* [Direction]: Of the lines below, count those containing the word "document". Reply with the number alone.

* [Input rows]:

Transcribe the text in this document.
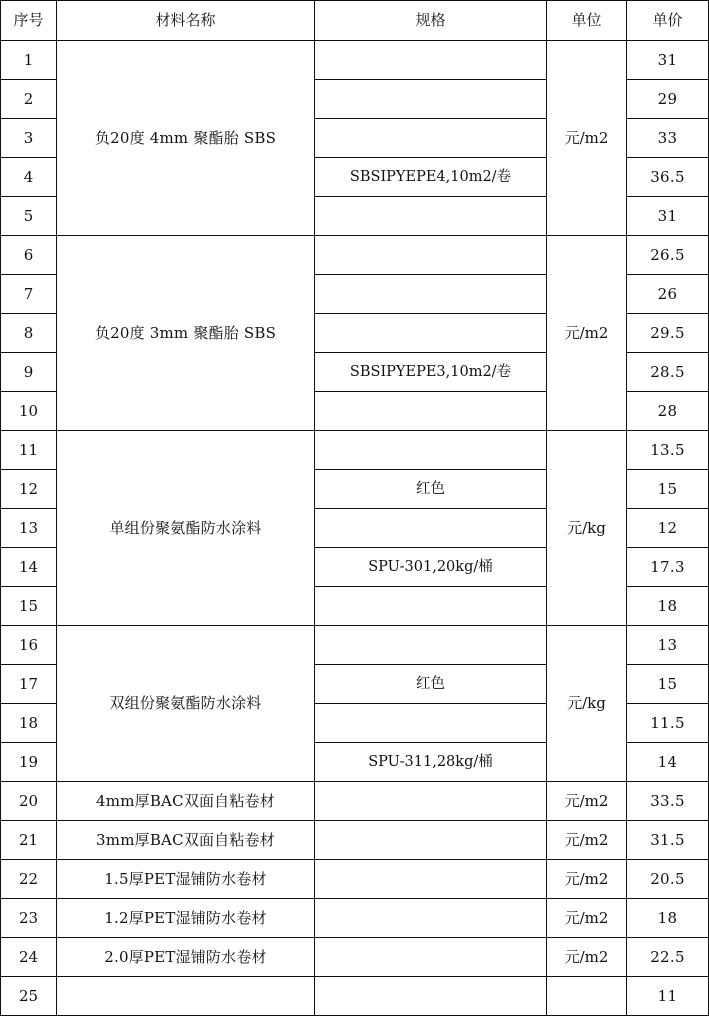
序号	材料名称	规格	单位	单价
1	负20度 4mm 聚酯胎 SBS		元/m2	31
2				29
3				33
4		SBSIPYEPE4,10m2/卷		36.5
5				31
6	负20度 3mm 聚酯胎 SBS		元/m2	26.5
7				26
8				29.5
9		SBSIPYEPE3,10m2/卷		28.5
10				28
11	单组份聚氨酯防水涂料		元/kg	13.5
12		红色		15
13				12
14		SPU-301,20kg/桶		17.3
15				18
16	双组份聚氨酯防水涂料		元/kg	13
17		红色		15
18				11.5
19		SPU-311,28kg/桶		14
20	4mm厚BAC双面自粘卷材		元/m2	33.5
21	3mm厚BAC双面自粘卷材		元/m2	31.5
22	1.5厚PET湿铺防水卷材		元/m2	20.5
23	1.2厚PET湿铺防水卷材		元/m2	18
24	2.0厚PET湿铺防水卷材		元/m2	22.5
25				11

...

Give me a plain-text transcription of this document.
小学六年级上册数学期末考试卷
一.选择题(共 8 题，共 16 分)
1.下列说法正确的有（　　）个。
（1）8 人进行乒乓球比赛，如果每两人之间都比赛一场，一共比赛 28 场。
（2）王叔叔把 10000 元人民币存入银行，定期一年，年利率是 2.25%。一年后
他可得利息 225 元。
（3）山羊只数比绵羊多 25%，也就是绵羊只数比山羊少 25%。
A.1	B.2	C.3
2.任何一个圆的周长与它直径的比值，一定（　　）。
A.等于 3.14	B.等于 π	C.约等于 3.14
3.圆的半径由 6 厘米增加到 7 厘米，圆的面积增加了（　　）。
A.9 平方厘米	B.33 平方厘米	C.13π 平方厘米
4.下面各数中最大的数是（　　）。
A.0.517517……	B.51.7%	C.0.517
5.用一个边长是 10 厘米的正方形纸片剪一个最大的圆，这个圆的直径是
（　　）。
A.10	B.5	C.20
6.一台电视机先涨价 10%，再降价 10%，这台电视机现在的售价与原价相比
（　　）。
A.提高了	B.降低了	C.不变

* [Exercise response]: 2